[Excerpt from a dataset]

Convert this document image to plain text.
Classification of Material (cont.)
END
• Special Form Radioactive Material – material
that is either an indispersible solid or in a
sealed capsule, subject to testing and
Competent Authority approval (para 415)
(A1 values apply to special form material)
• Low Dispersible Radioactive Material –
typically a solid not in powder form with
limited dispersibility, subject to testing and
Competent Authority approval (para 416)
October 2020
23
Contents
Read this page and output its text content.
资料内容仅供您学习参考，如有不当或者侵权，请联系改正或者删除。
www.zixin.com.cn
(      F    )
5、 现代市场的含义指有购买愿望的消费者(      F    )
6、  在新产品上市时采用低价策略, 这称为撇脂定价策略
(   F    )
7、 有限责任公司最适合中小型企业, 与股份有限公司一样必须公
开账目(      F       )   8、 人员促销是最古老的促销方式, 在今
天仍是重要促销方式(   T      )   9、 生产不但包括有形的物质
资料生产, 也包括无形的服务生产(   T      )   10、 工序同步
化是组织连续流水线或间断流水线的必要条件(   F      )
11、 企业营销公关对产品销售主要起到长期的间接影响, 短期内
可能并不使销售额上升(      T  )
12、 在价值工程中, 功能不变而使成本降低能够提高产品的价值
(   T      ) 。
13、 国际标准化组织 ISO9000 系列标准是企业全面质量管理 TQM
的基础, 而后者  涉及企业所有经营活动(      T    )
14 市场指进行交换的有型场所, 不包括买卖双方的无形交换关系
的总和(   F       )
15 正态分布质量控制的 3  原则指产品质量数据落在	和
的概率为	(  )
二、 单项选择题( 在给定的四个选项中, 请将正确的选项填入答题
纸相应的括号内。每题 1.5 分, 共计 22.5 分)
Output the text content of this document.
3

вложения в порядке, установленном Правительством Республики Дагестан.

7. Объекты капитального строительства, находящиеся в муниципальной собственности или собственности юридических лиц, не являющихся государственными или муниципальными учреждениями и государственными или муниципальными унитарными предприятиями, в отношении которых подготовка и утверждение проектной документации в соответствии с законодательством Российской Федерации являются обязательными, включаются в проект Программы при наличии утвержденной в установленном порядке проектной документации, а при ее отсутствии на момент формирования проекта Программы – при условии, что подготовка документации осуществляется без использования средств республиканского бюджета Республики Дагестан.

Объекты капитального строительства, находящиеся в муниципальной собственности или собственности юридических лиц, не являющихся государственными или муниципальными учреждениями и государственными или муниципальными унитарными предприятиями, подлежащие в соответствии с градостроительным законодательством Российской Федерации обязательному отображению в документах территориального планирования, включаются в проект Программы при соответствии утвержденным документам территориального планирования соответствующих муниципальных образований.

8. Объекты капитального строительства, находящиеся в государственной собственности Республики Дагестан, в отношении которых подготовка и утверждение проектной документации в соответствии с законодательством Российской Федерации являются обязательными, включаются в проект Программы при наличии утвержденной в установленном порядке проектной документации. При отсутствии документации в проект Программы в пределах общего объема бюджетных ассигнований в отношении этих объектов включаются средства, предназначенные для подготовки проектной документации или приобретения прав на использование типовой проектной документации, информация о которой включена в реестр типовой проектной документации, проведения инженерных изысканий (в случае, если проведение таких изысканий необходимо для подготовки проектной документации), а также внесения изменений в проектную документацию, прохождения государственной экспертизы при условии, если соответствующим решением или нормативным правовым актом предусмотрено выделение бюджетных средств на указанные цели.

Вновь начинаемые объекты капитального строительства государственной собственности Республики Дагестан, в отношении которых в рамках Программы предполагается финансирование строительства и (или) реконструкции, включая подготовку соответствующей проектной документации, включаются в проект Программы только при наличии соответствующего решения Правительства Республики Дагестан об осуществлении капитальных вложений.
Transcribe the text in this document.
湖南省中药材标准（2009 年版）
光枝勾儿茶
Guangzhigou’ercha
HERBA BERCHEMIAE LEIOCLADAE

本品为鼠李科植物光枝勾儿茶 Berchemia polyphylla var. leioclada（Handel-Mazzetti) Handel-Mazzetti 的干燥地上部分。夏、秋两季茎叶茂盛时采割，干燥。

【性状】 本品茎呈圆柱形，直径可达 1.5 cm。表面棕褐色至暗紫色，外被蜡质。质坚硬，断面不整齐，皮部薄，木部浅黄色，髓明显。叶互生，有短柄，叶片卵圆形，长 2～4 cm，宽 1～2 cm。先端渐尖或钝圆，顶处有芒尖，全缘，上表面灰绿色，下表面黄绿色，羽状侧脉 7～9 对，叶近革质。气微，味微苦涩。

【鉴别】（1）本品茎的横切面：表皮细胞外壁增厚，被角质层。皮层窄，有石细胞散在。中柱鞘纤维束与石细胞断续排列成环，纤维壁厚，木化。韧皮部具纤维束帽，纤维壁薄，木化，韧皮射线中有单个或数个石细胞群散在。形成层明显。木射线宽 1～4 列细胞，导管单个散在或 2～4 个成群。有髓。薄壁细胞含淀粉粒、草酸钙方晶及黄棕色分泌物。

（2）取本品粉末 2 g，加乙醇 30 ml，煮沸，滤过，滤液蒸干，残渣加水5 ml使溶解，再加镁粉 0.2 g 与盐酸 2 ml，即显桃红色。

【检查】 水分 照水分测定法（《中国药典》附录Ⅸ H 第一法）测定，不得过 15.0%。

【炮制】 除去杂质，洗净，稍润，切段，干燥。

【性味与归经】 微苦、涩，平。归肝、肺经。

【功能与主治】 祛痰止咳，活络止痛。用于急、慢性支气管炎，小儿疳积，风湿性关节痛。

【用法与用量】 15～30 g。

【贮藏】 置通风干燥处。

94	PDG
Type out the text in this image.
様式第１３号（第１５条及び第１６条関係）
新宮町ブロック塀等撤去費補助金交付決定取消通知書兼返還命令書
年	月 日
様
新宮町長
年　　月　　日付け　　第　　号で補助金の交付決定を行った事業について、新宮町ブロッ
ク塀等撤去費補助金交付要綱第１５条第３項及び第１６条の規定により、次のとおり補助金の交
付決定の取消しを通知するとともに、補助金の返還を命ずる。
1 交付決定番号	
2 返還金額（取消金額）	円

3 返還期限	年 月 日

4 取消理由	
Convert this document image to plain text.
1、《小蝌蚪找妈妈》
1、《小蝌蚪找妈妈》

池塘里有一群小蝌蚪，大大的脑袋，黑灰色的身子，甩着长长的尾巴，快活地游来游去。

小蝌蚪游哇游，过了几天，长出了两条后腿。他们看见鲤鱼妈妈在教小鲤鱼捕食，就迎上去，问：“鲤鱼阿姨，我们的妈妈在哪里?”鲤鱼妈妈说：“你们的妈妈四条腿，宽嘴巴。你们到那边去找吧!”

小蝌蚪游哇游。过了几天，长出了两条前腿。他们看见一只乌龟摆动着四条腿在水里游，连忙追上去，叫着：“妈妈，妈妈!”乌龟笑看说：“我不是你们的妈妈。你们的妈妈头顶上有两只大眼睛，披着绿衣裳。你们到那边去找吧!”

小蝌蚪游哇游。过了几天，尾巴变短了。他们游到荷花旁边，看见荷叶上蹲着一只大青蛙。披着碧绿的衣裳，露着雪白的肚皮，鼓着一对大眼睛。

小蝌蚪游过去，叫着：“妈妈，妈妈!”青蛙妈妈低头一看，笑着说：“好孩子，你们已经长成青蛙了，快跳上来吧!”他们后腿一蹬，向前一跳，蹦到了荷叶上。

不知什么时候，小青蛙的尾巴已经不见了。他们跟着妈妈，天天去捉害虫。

Challenge: Repeat the material above exactly.

Response:
Convert this document image to plain text.
Classification of Material (cont.)
END
• Special Form Radioactive Material – material
that is either an indispersible solid or in a
sealed capsule, subject to testing and
Competent Authority approval (para 415)
(A1 values apply to special form material)
• Low Dispersible Radioactive Material –
typically a solid not in powder form with
limited dispersibility, subject to testing and
Competent Authority approval (para 416)
October 2020
23
Contents
Read this page and output its text content.
资料内容仅供您学习参考，如有不当或者侵权，请联系改正或者删除。
www.zixin.com.cn
(      F    )
5、 现代市场的含义指有购买愿望的消费者(      F    )
6、  在新产品上市时采用低价策略, 这称为撇脂定价策略
(   F    )
7、 有限责任公司最适合中小型企业, 与股份有限公司一样必须公
开账目(      F       )   8、 人员促销是最古老的促销方式, 在今
天仍是重要促销方式(   T      )   9、 生产不但包括有形的物质
资料生产, 也包括无形的服务生产(   T      )   10、 工序同步
化是组织连续流水线或间断流水线的必要条件(   F      )
11、 企业营销公关对产品销售主要起到长期的间接影响, 短期内
可能并不使销售额上升(      T  )
12、 在价值工程中, 功能不变而使成本降低能够提高产品的价值
(   T      ) 。
13、 国际标准化组织 ISO9000 系列标准是企业全面质量管理 TQM
的基础, 而后者  涉及企业所有经营活动(      T    )
14 市场指进行交换的有型场所, 不包括买卖双方的无形交换关系
的总和(   F       )
15 正态分布质量控制的 3  原则指产品质量数据落在	和
的概率为	(  )
二、 单项选择题( 在给定的四个选项中, 请将正确的选项填入答题
纸相应的括号内。每题 1.5 分, 共计 22.5 分)
Output the text content of this document.
3

вложения в порядке, установленном Правительством Республики Дагестан.

7. Объекты капитального строительства, находящиеся в муниципальной собственности или собственности юридических лиц, не являющихся государственными или муниципальными учреждениями и государственными или муниципальными унитарными предприятиями, в отношении которых подготовка и утверждение проектной документации в соответствии с законодательством Российской Федерации являются обязательными, включаются в проект Программы при наличии утвержденной в установленном порядке проектной документации, а при ее отсутствии на момент формирования проекта Программы – при условии, что подготовка документации осуществляется без использования средств республиканского бюджета Республики Дагестан.

Объекты капитального строительства, находящиеся в муниципальной собственности или собственности юридических лиц, не являющихся государственными или муниципальными учреждениями и государственными или муниципальными унитарными предприятиями, подлежащие в соответствии с градостроительным законодательством Российской Федерации обязательному отображению в документах территориального планирования, включаются в проект Программы при соответствии утвержденным документам территориального планирования соответствующих муниципальных образований.

8. Объекты капитального строительства, находящиеся в государственной собственности Республики Дагестан, в отношении которых подготовка и утверждение проектной документации в соответствии с законодательством Российской Федерации являются обязательными, включаются в проект Программы при наличии утвержденной в установленном порядке проектной документации. При отсутствии документации в проект Программы в пределах общего объема бюджетных ассигнований в отношении этих объектов включаются средства, предназначенные для подготовки проектной документации или приобретения прав на использование типовой проектной документации, информация о которой включена в реестр типовой проектной документации, проведения инженерных изысканий (в случае, если проведение таких изысканий необходимо для подготовки проектной документации), а также внесения изменений в проектную документацию, прохождения государственной экспертизы при условии, если соответствующим решением или нормативным правовым актом предусмотрено выделение бюджетных средств на указанные цели.

Вновь начинаемые объекты капитального строительства государственной собственности Республики Дагестан, в отношении которых в рамках Программы предполагается финансирование строительства и (или) реконструкции, включая подготовку соответствующей проектной документации, включаются в проект Программы только при наличии соответствующего решения Правительства Республики Дагестан об осуществлении капитальных вложений.
Transcribe the text in this document.
湖南省中药材标准（2009 年版）
光枝勾儿茶
Guangzhigou’ercha
HERBA BERCHEMIAE LEIOCLADAE

本品为鼠李科植物光枝勾儿茶 Berchemia polyphylla var. leioclada（Handel-Mazzetti) Handel-Mazzetti 的干燥地上部分。夏、秋两季茎叶茂盛时采割，干燥。

【性状】 本品茎呈圆柱形，直径可达 1.5 cm。表面棕褐色至暗紫色，外被蜡质。质坚硬，断面不整齐，皮部薄，木部浅黄色，髓明显。叶互生，有短柄，叶片卵圆形，长 2～4 cm，宽 1～2 cm。先端渐尖或钝圆，顶处有芒尖，全缘，上表面灰绿色，下表面黄绿色，羽状侧脉 7～9 对，叶近革质。气微，味微苦涩。

【鉴别】（1）本品茎的横切面：表皮细胞外壁增厚，被角质层。皮层窄，有石细胞散在。中柱鞘纤维束与石细胞断续排列成环，纤维壁厚，木化。韧皮部具纤维束帽，纤维壁薄，木化，韧皮射线中有单个或数个石细胞群散在。形成层明显。木射线宽 1～4 列细胞，导管单个散在或 2～4 个成群。有髓。薄壁细胞含淀粉粒、草酸钙方晶及黄棕色分泌物。

（2）取本品粉末 2 g，加乙醇 30 ml，煮沸，滤过，滤液蒸干，残渣加水5 ml使溶解，再加镁粉 0.2 g 与盐酸 2 ml，即显桃红色。

【检查】 水分 照水分测定法（《中国药典》附录Ⅸ H 第一法）测定，不得过 15.0%。

【炮制】 除去杂质，洗净，稍润，切段，干燥。

【性味与归经】 微苦、涩，平。归肝、肺经。

【功能与主治】 祛痰止咳，活络止痛。用于急、慢性支气管炎，小儿疳积，风湿性关节痛。

【用法与用量】 15～30 g。

【贮藏】 置通风干燥处。

94	PDG
Type out the text in this image.
様式第１３号（第１５条及び第１６条関係）
新宮町ブロック塀等撤去費補助金交付決定取消通知書兼返還命令書
年	月 日
様
新宮町長
年　　月　　日付け　　第　　号で補助金の交付決定を行った事業について、新宮町ブロッ
ク塀等撤去費補助金交付要綱第１５条第３項及び第１６条の規定により、次のとおり補助金の交
付決定の取消しを通知するとともに、補助金の返還を命ずる。
1 交付決定番号	
2 返還金額（取消金額）	円

3 返還期限	年 月 日

4 取消理由	
Convert this document image to plain text.
1、《小蝌蚪找妈妈》
1、《小蝌蚪找妈妈》

池塘里有一群小蝌蚪，大大的脑袋，黑灰色的身子，甩着长长的尾巴，快活地游来游去。

小蝌蚪游哇游，过了几天，长出了两条后腿。他们看见鲤鱼妈妈在教小鲤鱼捕食，就迎上去，问：“鲤鱼阿姨，我们的妈妈在哪里?”鲤鱼妈妈说：“你们的妈妈四条腿，宽嘴巴。你们到那边去找吧!”

小蝌蚪游哇游。过了几天，长出了两条前腿。他们看见一只乌龟摆动着四条腿在水里游，连忙追上去，叫着：“妈妈，妈妈!”乌龟笑看说：“我不是你们的妈妈。你们的妈妈头顶上有两只大眼睛，披着绿衣裳。你们到那边去找吧!”

小蝌蚪游哇游。过了几天，尾巴变短了。他们游到荷花旁边，看见荷叶上蹲着一只大青蛙。披着碧绿的衣裳，露着雪白的肚皮，鼓着一对大眼睛。

小蝌蚪游过去，叫着：“妈妈，妈妈!”青蛙妈妈低头一看，笑着说：“好孩子，你们已经长成青蛙了，快跳上来吧!”他们后腿一蹬，向前一跳，蹦到了荷叶上。

不知什么时候，小青蛙的尾巴已经不见了。他们跟着妈妈，天天去捉害虫。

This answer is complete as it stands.